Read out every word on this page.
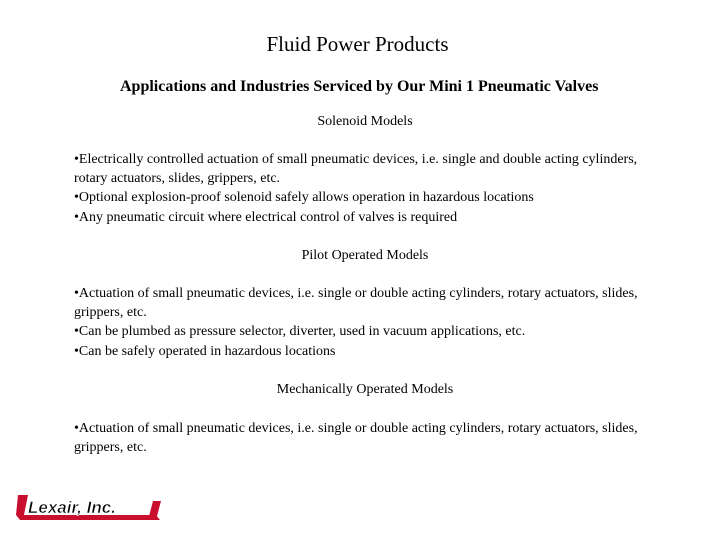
Fluid Power Products
Applications and Industries Serviced by Our Mini 1 Pneumatic Valves
Solenoid Models

•Electrically controlled actuation of small pneumatic devices, i.e. single and double acting cylinders, rotary actuators, slides, grippers, etc.

•Optional explosion-proof solenoid safely allows operation in hazardous locations

•Any pneumatic circuit where electrical control of valves is required

Pilot Operated Models

•Actuation of small pneumatic devices, i.e. single or double acting cylinders, rotary actuators, slides, grippers, etc.

•Can be plumbed as pressure selector, diverter, used in vacuum applications, etc.

•Can be safely operated in hazardous locations

Mechanically Operated Models

•Actuation of small pneumatic devices, i.e. single or double acting cylinders, rotary actuators, slides, grippers, etc.

Lexair, Inc.
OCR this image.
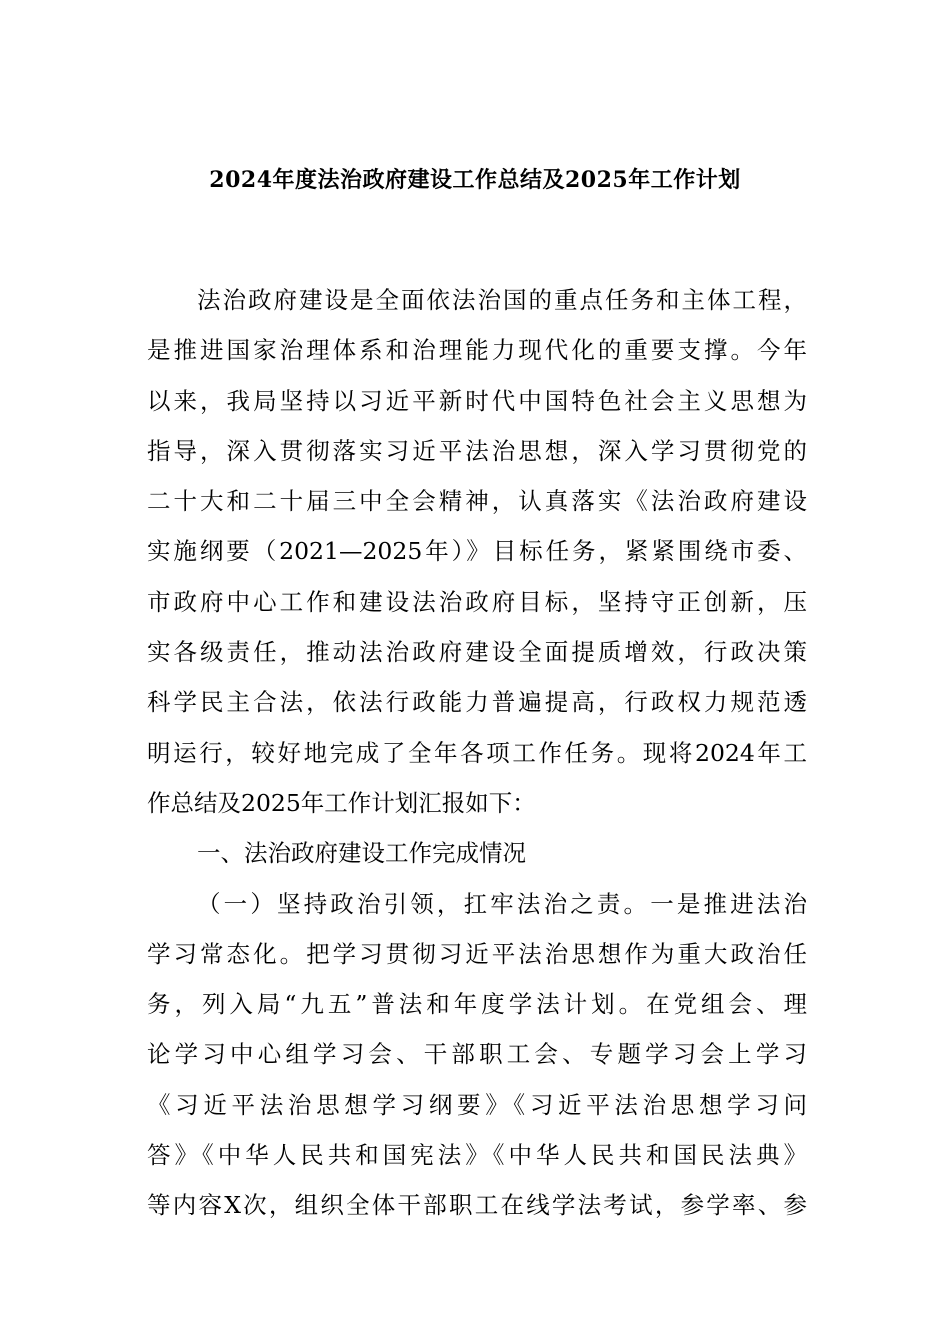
2024年度法治政府建设工作总结及2025年工作计划
法治政府建设是全面依法治国的重点任务和主体工程，
是推进国家治理体系和治理能力现代化的重要支撑。今年
以来，我局坚持以习近平新时代中国特色社会主义思想为
指导，深入贯彻落实习近平法治思想，深入学习贯彻党的
二十大和二十届三中全会精神，认真落实《法治政府建设
实施纲要（2021—2025年）》目标任务，紧紧围绕市委、
市政府中心工作和建设法治政府目标，坚持守正创新，压
实各级责任，推动法治政府建设全面提质增效，行政决策
科学民主合法，依法行政能力普遍提高，行政权力规范透
明运行，较好地完成了全年各项工作任务。现将2024年工
作总结及2025年工作计划汇报如下：
一、法治政府建设工作完成情况
（一）坚持政治引领，扛牢法治之责。一是推进法治
学习常态化。把学习贯彻习近平法治思想作为重大政治任
务，列入局“九五”普法和年度学法计划。在党组会、理
论学习中心组学习会、干部职工会、专题学习会上学习
《习近平法治思想学习纲要》《习近平法治思想学习问
答》《中华人民共和国宪法》《中华人民共和国民法典》
等内容X次，组织全体干部职工在线学法考试，参学率、参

-------

Report how many lines in this data include the string "safely", and nothing else.

2